▶ Task directions
Return every line below in which "不易且全免费" appears.

============

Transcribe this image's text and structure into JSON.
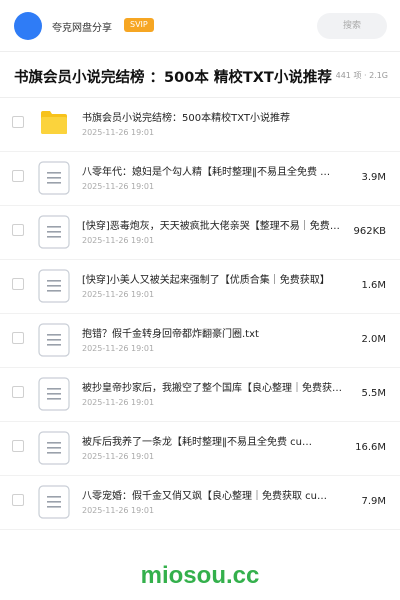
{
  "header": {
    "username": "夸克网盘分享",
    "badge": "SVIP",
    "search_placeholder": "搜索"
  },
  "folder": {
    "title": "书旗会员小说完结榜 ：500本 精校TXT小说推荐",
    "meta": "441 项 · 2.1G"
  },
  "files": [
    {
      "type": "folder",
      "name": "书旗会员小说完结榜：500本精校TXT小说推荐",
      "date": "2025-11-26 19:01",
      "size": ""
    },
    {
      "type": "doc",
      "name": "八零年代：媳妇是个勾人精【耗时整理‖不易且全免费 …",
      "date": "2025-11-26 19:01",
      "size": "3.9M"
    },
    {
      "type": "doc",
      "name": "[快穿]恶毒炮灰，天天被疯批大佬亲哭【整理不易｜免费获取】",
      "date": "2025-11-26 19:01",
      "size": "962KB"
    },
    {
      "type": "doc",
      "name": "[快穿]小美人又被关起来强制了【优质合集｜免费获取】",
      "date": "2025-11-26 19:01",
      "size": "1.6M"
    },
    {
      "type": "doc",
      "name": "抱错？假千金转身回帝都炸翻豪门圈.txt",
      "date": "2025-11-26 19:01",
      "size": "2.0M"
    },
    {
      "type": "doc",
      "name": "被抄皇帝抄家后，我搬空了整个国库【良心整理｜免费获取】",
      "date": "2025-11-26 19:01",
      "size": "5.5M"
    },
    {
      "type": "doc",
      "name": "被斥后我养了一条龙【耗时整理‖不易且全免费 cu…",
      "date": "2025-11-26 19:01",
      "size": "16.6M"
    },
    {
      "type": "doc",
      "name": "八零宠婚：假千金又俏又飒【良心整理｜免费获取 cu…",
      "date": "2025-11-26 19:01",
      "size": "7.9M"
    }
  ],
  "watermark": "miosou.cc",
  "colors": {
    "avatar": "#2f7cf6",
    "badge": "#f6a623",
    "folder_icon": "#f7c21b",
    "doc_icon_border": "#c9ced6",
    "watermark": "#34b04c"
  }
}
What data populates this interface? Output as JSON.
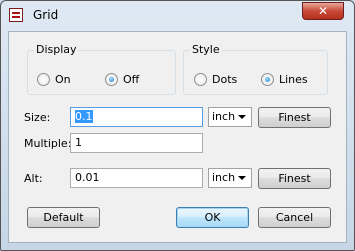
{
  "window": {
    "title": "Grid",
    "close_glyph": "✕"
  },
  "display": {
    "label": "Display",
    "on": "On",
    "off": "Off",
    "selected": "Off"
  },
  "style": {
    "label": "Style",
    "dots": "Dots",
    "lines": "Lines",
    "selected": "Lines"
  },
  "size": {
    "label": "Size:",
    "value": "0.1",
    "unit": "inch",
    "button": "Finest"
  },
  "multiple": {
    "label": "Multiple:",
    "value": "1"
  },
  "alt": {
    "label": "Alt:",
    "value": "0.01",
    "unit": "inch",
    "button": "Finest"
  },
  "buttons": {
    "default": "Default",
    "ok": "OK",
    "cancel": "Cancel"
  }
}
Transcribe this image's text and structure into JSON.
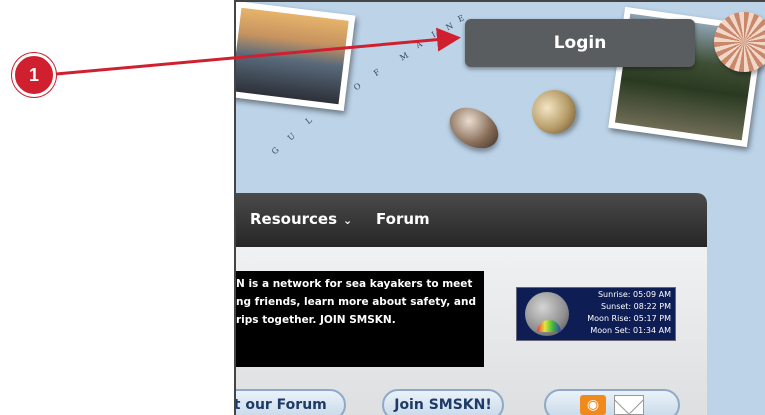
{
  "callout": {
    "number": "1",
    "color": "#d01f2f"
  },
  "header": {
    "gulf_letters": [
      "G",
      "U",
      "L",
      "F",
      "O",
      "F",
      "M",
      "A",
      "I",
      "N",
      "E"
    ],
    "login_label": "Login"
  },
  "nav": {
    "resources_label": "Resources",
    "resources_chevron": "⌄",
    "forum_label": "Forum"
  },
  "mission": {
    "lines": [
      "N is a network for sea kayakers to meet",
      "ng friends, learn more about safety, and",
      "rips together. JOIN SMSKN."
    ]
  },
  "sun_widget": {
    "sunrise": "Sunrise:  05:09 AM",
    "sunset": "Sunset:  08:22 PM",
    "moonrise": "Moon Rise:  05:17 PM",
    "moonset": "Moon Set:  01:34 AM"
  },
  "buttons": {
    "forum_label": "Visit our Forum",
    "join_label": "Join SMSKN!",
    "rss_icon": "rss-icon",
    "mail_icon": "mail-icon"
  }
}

============

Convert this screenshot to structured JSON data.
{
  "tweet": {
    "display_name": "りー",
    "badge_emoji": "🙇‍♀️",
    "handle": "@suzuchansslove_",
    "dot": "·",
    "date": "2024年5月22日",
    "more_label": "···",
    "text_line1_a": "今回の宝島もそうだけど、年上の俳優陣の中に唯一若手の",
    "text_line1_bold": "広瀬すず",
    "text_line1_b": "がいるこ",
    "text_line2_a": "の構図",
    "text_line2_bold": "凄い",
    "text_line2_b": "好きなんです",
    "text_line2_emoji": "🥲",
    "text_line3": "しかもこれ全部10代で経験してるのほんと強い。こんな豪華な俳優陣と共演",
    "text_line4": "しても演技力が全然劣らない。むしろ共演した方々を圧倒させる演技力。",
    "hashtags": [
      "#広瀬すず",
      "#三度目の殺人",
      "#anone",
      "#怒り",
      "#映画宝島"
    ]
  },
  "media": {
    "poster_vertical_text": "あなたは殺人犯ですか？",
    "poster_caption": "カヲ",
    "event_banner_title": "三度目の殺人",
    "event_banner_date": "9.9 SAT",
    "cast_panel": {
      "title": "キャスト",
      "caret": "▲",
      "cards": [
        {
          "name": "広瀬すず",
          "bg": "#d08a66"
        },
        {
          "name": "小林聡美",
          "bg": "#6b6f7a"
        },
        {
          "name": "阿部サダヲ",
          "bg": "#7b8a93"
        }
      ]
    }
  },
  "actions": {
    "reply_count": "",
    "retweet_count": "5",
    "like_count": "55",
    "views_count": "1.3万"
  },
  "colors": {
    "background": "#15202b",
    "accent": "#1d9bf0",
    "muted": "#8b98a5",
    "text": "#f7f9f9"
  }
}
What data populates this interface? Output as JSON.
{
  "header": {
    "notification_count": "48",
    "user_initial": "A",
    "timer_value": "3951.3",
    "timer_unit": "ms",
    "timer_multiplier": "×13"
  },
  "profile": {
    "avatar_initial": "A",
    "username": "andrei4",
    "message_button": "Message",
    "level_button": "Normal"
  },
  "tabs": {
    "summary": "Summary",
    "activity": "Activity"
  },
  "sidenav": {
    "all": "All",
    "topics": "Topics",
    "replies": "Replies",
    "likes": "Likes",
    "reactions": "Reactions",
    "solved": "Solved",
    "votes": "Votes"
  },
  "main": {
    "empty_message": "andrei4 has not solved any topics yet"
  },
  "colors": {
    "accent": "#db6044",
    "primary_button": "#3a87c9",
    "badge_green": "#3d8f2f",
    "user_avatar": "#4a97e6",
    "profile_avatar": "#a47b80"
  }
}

============

▶ The response
      "name": "八零年代：媳妇是个勾人精【耗时整理‖不易且全免费 …",
      "name": "被斥后我养了一条龙【耗时整理‖不易且全免费 cu…",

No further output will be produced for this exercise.